Problem to work on: Exclude all pictures, then copy each of the records exactly as written.

BEGIN

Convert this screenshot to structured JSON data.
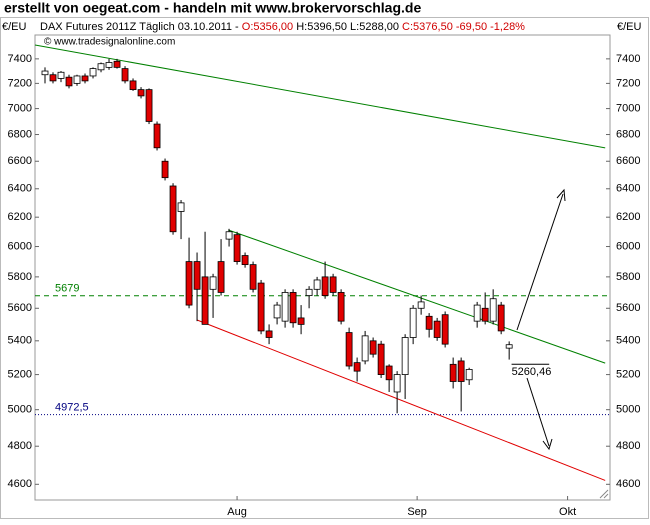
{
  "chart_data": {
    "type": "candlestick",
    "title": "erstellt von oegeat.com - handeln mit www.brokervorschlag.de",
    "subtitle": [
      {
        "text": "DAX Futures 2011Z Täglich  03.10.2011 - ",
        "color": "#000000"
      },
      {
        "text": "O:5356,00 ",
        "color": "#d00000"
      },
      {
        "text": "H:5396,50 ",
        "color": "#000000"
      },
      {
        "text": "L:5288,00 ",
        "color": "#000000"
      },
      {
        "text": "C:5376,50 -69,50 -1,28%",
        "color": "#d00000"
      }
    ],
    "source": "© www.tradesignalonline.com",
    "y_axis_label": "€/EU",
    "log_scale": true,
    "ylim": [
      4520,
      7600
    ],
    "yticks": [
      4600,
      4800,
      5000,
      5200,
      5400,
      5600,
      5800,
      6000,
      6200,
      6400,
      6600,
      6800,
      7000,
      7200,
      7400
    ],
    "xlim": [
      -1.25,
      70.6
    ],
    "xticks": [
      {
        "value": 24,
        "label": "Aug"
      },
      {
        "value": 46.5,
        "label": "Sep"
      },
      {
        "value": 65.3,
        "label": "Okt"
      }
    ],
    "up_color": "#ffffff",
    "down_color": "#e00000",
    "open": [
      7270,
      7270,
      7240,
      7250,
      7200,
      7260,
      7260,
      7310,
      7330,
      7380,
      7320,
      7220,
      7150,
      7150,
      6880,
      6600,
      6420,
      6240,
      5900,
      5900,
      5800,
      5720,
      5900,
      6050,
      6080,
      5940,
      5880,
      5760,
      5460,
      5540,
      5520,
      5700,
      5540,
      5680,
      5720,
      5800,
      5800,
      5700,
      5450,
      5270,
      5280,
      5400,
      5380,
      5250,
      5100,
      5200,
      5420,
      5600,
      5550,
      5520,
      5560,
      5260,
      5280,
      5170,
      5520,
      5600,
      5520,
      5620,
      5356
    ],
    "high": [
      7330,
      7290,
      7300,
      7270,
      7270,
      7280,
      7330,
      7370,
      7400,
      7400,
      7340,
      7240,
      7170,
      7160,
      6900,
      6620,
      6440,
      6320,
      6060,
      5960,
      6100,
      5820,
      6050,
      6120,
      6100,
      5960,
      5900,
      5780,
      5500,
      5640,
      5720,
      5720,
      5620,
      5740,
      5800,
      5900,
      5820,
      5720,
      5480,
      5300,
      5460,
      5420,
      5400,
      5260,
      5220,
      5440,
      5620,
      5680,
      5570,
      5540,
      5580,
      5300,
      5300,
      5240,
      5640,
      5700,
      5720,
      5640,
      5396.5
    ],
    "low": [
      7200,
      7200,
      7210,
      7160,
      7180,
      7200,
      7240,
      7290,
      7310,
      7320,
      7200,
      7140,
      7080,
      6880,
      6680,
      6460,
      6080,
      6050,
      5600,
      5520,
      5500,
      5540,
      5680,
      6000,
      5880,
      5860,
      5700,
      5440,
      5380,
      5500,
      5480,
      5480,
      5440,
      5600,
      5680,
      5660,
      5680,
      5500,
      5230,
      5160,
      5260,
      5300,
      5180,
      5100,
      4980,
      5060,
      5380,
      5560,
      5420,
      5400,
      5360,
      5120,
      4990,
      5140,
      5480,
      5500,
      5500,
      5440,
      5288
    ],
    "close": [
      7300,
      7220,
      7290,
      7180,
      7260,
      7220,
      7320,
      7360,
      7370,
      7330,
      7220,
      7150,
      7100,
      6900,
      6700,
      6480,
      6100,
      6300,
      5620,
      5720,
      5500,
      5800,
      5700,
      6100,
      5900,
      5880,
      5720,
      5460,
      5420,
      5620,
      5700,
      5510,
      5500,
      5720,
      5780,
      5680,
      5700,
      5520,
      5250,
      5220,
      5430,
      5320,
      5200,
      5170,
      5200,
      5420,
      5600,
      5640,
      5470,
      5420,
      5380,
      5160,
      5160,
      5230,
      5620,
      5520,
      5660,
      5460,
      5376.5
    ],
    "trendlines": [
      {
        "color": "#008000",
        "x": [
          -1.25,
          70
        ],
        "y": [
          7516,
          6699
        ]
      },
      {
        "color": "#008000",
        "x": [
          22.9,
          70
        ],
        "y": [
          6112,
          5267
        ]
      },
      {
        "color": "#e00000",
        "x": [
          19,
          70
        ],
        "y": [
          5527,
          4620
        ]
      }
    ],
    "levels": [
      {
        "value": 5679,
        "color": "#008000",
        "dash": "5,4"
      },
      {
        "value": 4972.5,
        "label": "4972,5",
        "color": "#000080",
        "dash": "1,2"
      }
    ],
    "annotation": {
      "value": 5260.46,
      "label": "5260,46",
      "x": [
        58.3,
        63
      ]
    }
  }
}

END

Answer below:
Convert this screenshot to structured JSON data.
{
  "chart_data": {
    "type": "candlestick",
    "title": "erstellt von oegeat.com - handeln mit www.brokervorschlag.de",
    "subtitle": [
      {
        "text": "DAX Futures 2011Z Täglich  03.10.2011 - ",
        "color": "#000000"
      },
      {
        "text": "O:5356,00 ",
        "color": "#d00000"
      },
      {
        "text": "H:5396,50 ",
        "color": "#000000"
      },
      {
        "text": "L:5288,00 ",
        "color": "#000000"
      },
      {
        "text": "C:5376,50 -69,50 -1,28%",
        "color": "#d00000"
      }
    ],
    "source": "© www.tradesignalonline.com",
    "y_axis_label": "€/EU",
    "log_scale": true,
    "ylim": [
      4520,
      7600
    ],
    "yticks": [
      4600,
      4800,
      5000,
      5200,
      5400,
      5600,
      5800,
      6000,
      6200,
      6400,
      6600,
      6800,
      7000,
      7200,
      7400
    ],
    "xlim": [
      -1.25,
      70.6
    ],
    "xticks": [
      {
        "value": 24,
        "label": "Aug"
      },
      {
        "value": 46.5,
        "label": "Sep"
      },
      {
        "value": 65.3,
        "label": "Okt"
      }
    ],
    "up_color": "#ffffff",
    "down_color": "#e00000",
    "open": [
      7270,
      7270,
      7240,
      7250,
      7200,
      7260,
      7260,
      7310,
      7330,
      7380,
      7320,
      7220,
      7150,
      7150,
      6880,
      6600,
      6420,
      6240,
      5900,
      5900,
      5800,
      5720,
      5900,
      6050,
      6080,
      5940,
      5880,
      5760,
      5460,
      5540,
      5520,
      5700,
      5540,
      5680,
      5720,
      5800,
      5800,
      5700,
      5450,
      5270,
      5280,
      5400,
      5380,
      5250,
      5100,
      5200,
      5420,
      5600,
      5550,
      5520,
      5560,
      5260,
      5280,
      5170,
      5520,
      5600,
      5520,
      5620,
      5356
    ],
    "high": [
      7330,
      7290,
      7300,
      7270,
      7270,
      7280,
      7330,
      7370,
      7400,
      7400,
      7340,
      7240,
      7170,
      7160,
      6900,
      6620,
      6440,
      6320,
      6060,
      5960,
      6100,
      5820,
      6050,
      6120,
      6100,
      5960,
      5900,
      5780,
      5500,
      5640,
      5720,
      5720,
      5620,
      5740,
      5800,
      5900,
      5820,
      5720,
      5480,
      5300,
      5460,
      5420,
      5400,
      5260,
      5220,
      5440,
      5620,
      5680,
      5570,
      5540,
      5580,
      5300,
      5300,
      5240,
      5640,
      5700,
      5720,
      5640,
      5396.5
    ],
    "low": [
      7200,
      7200,
      7210,
      7160,
      7180,
      7200,
      7240,
      7290,
      7310,
      7320,
      7200,
      7140,
      7080,
      6880,
      6680,
      6460,
      6080,
      6050,
      5600,
      5520,
      5500,
      5540,
      5680,
      6000,
      5880,
      5860,
      5700,
      5440,
      5380,
      5500,
      5480,
      5480,
      5440,
      5600,
      5680,
      5660,
      5680,
      5500,
      5230,
      5160,
      5260,
      5300,
      5180,
      5100,
      4980,
      5060,
      5380,
      5560,
      5420,
      5400,
      5360,
      5120,
      4990,
      5140,
      5480,
      5500,
      5500,
      5440,
      5288
    ],
    "close": [
      7300,
      7220,
      7290,
      7180,
      7260,
      7220,
      7320,
      7360,
      7370,
      7330,
      7220,
      7150,
      7100,
      6900,
      6700,
      6480,
      6100,
      6300,
      5620,
      5720,
      5500,
      5800,
      5700,
      6100,
      5900,
      5880,
      5720,
      5460,
      5420,
      5620,
      5700,
      5510,
      5500,
      5720,
      5780,
      5680,
      5700,
      5520,
      5250,
      5220,
      5430,
      5320,
      5200,
      5170,
      5200,
      5420,
      5600,
      5640,
      5470,
      5420,
      5380,
      5160,
      5160,
      5230,
      5620,
      5520,
      5660,
      5460,
      5376.5
    ],
    "trendlines": [
      {
        "color": "#008000",
        "x": [
          -1.25,
          70
        ],
        "y": [
          7516,
          6699
        ]
      },
      {
        "color": "#008000",
        "x": [
          22.9,
          70
        ],
        "y": [
          6112,
          5267
        ]
      },
      {
        "color": "#e00000",
        "x": [
          19,
          70
        ],
        "y": [
          5527,
          4620
        ]
      }
    ],
    "levels": [
      {
        "value": 5679,
        "color": "#008000",
        "dash": "5,4"
      },
      {
        "value": 4972.5,
        "label": "4972,5",
        "color": "#000080",
        "dash": "1,2"
      }
    ],
    "annotation": {
      "value": 5260.46,
      "label": "5260,46",
      "x": [
        58.3,
        63
      ]
    }
  }
}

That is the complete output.